▸ **Cosa si chiede**
Prosegui per favore il testo sulle passkey Android, riprendendo subito dopo la sua ultima frase.

▸ **Testo fornito**
——————————

Passkey Android più libere tra password manager
Le passkey Android potrebbero diventare più facili da spostare tra gestori password diversi.
Google sta preparando nuove opzioni per importare ed esportare password e passkey dal suo Password Manager.
La funzione non risulta ancora disponibile per tutti, ma l’interfaccia sembra già in fase avanzata.
Per gli utenti sarebbe un passo importante verso una gestione più aperta degli accessi senza password.
Le passkey Android potrebbero presto diventare meno vincolate a un singolo gestore password. Google sta lavorando a nuove opzioni per trasferire password e passkey tra Google Password Manager e altri servizi compatibili.
La novità non è ancora attiva per tutti. Al momento, però, alcune schermate mostrano già voci dedicate a importazione ed esportazione di password e passkey. Questo suggerisce che Google abbia fatto passi avanti rispetto ai primi indizi emersi nel codice mesi fa.
Il tema interessa molti utenti, perché le passkey promettono più sicurezza rispetto alle password tradizionali. Però hanno ancora un limite pratico: spostarle da un ecosistema all’altro può risultare scomodo.

——————————

▸ **Dati archiviati**
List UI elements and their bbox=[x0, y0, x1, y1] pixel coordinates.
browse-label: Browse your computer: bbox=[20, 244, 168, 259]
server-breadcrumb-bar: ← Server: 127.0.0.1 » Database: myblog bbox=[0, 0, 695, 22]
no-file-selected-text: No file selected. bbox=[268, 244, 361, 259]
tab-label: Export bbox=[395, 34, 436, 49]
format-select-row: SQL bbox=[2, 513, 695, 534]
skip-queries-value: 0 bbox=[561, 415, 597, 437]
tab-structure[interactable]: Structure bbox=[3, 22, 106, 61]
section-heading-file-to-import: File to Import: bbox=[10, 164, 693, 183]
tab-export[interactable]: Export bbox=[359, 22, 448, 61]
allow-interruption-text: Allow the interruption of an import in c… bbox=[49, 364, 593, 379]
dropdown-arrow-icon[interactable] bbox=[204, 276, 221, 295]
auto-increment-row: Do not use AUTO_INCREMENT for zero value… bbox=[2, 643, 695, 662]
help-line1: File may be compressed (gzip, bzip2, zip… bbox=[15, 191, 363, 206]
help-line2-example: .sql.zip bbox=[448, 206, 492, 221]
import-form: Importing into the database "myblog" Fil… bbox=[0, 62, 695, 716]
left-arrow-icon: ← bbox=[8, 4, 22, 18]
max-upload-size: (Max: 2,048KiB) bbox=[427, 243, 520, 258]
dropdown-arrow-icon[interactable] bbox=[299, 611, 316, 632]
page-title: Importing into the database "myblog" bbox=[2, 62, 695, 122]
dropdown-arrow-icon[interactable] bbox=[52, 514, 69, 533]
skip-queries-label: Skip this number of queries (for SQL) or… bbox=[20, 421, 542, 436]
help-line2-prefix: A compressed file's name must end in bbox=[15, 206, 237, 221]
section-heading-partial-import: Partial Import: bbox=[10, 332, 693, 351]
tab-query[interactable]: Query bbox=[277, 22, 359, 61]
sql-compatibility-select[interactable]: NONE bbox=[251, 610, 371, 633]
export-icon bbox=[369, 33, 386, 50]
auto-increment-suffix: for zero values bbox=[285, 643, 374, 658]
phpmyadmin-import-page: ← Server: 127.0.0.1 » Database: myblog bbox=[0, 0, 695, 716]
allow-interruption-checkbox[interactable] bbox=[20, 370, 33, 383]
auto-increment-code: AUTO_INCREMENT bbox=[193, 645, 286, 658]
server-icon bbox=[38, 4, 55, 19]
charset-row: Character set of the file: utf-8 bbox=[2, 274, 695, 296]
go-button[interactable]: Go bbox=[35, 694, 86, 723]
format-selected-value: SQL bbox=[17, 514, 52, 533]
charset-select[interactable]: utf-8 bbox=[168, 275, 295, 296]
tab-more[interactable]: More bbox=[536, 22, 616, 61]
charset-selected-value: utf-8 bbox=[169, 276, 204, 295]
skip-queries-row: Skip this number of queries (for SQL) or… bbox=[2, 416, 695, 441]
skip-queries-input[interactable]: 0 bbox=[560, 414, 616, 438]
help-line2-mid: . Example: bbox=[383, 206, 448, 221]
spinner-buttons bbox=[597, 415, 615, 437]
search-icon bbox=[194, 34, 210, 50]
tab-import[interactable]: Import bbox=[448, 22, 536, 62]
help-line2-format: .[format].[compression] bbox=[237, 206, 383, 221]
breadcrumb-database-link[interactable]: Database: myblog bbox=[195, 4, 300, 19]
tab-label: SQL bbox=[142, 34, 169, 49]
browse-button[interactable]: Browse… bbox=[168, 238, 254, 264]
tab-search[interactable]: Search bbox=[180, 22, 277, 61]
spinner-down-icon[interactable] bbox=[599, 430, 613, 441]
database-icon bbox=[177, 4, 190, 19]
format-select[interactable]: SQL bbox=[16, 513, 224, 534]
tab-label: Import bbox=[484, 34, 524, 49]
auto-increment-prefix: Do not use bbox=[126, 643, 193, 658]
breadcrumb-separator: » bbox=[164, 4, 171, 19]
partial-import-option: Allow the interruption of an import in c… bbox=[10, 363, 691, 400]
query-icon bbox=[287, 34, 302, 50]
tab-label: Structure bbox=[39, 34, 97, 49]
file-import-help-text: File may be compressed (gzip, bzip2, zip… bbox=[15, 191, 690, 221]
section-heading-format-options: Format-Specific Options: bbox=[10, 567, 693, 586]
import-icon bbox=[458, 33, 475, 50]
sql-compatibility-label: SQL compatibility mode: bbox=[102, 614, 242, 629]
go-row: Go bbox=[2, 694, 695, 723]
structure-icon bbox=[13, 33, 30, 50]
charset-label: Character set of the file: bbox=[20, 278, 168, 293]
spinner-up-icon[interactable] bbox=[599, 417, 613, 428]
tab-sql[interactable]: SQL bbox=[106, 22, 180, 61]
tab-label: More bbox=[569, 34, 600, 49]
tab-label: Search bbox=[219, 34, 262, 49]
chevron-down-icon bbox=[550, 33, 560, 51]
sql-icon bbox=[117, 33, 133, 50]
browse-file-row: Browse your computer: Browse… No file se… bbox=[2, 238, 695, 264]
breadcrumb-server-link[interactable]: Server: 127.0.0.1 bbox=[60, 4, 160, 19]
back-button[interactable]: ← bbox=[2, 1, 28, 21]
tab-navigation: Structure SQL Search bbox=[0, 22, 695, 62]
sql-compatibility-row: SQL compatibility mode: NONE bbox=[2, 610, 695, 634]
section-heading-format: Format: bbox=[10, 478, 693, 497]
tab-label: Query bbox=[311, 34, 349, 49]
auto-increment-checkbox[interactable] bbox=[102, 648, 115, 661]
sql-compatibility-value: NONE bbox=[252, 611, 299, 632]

——————————

▸ **Risposta**
Passkey Android, Google prepara più libertà
Google Password Manager oggi permette già di sincronizzare le passkey tra dispositivi dello stesso ecosistema. Quindi, se si resta dentro il mondo Google, l’esperienza funziona in modo abbastanza lineare.
Il problema nasce quando l’utente vuole cambiare password manager. Chi usa servizi come Bitwarden, 1Password, Dashlane, Samsung Pass o altre soluzioni può trovarsi davanti a passaggi meno immediati.
Con le nuove opzioni, Google potrebbe ridurre questo attrito. Le voci individuate parlano di “Import passwords & passkeys” e “Export passwords & passkeys”, quindi non solo password classiche, ma anche chiavi di accesso moderne.
In pratica, Android potrebbe permettere di scegliere un altro gestore password installato sul dispositivo e avviare il trasferimento dei dati compatibili.
Come funzionerà il trasferimento
Il trasferimento dovrebbe appoggiarsi al Credential Exchange Protocol, spesso indicato come CXP. Si tratta di una tecnologia pensata per rendere più semplice e sicuro lo scambio di credenziali tra gestori diversi.
Secondo quanto emerso, l’utente potrà aprire le impostazioni di Google Password Manager, scegliere l’importazione e selezionare il gestore che contiene le passkey. A quel punto Android passerà all’app scelta, dove partirà la procedura di trasferimento.
Per l’esportazione, invece, non sembra esserci ancora un pulsante diretto verso una singola app. Il sistema dovrebbe proporre il trasferimento quando si apre un password manager compatibile.
Questo significa che la funzione potrebbe dipendere molto dal supporto dei singoli sviluppatori. Se un gestore non integra CXP, il trasferimento potrebbe non comparire o funzionare solo in parte.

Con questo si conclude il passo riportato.